STATED GOAL> The records below are to be repeated in full, exactly as they are.

[Data extracted from a collection]
★ ★ ★ ★ ★ ★ ★
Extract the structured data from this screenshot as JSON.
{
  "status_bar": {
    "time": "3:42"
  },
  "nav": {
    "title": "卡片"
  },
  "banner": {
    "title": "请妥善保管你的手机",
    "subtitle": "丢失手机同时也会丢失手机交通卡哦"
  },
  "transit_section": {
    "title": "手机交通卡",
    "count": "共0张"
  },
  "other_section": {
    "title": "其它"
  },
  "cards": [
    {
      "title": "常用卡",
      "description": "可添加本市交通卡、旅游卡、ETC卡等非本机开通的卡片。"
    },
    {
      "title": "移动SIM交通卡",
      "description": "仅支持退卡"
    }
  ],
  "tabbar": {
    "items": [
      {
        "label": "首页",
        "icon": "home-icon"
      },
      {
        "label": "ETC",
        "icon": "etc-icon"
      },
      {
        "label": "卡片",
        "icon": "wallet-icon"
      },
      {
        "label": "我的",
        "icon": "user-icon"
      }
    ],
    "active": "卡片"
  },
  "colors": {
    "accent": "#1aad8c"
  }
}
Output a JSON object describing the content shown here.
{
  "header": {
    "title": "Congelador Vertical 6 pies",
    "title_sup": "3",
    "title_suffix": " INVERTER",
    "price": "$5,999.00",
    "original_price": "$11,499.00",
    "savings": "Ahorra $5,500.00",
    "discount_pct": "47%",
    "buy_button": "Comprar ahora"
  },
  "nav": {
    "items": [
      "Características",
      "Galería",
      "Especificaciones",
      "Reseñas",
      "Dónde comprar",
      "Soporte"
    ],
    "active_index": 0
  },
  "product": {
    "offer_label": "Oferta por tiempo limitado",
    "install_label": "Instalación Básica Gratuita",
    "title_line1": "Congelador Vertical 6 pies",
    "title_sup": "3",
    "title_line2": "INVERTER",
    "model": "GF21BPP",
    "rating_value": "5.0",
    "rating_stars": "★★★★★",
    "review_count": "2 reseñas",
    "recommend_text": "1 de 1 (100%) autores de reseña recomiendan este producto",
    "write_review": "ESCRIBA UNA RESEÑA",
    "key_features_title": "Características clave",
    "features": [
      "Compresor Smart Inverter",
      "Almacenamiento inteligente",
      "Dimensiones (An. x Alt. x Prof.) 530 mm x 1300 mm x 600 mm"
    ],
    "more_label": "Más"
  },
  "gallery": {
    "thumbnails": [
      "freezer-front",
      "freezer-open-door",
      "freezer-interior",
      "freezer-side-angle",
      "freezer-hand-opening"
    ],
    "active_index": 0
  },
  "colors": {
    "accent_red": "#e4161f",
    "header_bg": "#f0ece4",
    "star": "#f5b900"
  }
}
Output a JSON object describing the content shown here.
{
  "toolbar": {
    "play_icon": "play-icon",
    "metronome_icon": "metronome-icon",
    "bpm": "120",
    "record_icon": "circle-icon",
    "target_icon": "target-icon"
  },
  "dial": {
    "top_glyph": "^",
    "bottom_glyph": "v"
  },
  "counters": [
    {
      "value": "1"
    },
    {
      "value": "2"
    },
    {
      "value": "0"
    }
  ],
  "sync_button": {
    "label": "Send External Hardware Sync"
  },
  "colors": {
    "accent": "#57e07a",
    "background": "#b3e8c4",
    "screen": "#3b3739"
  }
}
★ ★ ★ ★ ★ ★ ★
RESPONSE TO THIS EXERCISE>
Extract the structured data from this screenshot as JSON.
{
  "status_bar": {
    "time": "3:42"
  },
  "nav": {
    "title": "卡片"
  },
  "banner": {
    "title": "请妥善保管你的手机",
    "subtitle": "丢失手机同时也会丢失手机交通卡哦"
  },
  "transit_section": {
    "title": "手机交通卡",
    "count": "共0张"
  },
  "other_section": {
    "title": "其它"
  },
  "cards": [
    {
      "title": "常用卡",
      "description": "可添加本市交通卡、旅游卡、ETC卡等非本机开通的卡片。"
    },
    {
      "title": "移动SIM交通卡",
      "description": "仅支持退卡"
    }
  ],
  "tabbar": {
    "items": [
      {
        "label": "首页",
        "icon": "home-icon"
      },
      {
        "label": "ETC",
        "icon": "etc-icon"
      },
      {
        "label": "卡片",
        "icon": "wallet-icon"
      },
      {
        "label": "我的",
        "icon": "user-icon"
      }
    ],
    "active": "卡片"
  },
  "colors": {
    "accent": "#1aad8c"
  }
}
Output a JSON object describing the content shown here.
{
  "header": {
    "title": "Congelador Vertical 6 pies",
    "title_sup": "3",
    "title_suffix": " INVERTER",
    "price": "$5,999.00",
    "original_price": "$11,499.00",
    "savings": "Ahorra $5,500.00",
    "discount_pct": "47%",
    "buy_button": "Comprar ahora"
  },
  "nav": {
    "items": [
      "Características",
      "Galería",
      "Especificaciones",
      "Reseñas",
      "Dónde comprar",
      "Soporte"
    ],
    "active_index": 0
  },
  "product": {
    "offer_label": "Oferta por tiempo limitado",
    "install_label": "Instalación Básica Gratuita",
    "title_line1": "Congelador Vertical 6 pies",
    "title_sup": "3",
    "title_line2": "INVERTER",
    "model": "GF21BPP",
    "rating_value": "5.0",
    "rating_stars": "★★★★★",
    "review_count": "2 reseñas",
    "recommend_text": "1 de 1 (100%) autores de reseña recomiendan este producto",
    "write_review": "ESCRIBA UNA RESEÑA",
    "key_features_title": "Características clave",
    "features": [
      "Compresor Smart Inverter",
      "Almacenamiento inteligente",
      "Dimensiones (An. x Alt. x Prof.) 530 mm x 1300 mm x 600 mm"
    ],
    "more_label": "Más"
  },
  "gallery": {
    "thumbnails": [
      "freezer-front",
      "freezer-open-door",
      "freezer-interior",
      "freezer-side-angle",
      "freezer-hand-opening"
    ],
    "active_index": 0
  },
  "colors": {
    "accent_red": "#e4161f",
    "header_bg": "#f0ece4",
    "star": "#f5b900"
  }
}
Output a JSON object describing the content shown here.
{
  "toolbar": {
    "play_icon": "play-icon",
    "metronome_icon": "metronome-icon",
    "bpm": "120",
    "record_icon": "circle-icon",
    "target_icon": "target-icon"
  },
  "dial": {
    "top_glyph": "^",
    "bottom_glyph": "v"
  },
  "counters": [
    {
      "value": "1"
    },
    {
      "value": "2"
    },
    {
      "value": "0"
    }
  ],
  "sync_button": {
    "label": "Send External Hardware Sync"
  },
  "colors": {
    "accent": "#57e07a",
    "background": "#b3e8c4",
    "screen": "#3b3739"
  }
}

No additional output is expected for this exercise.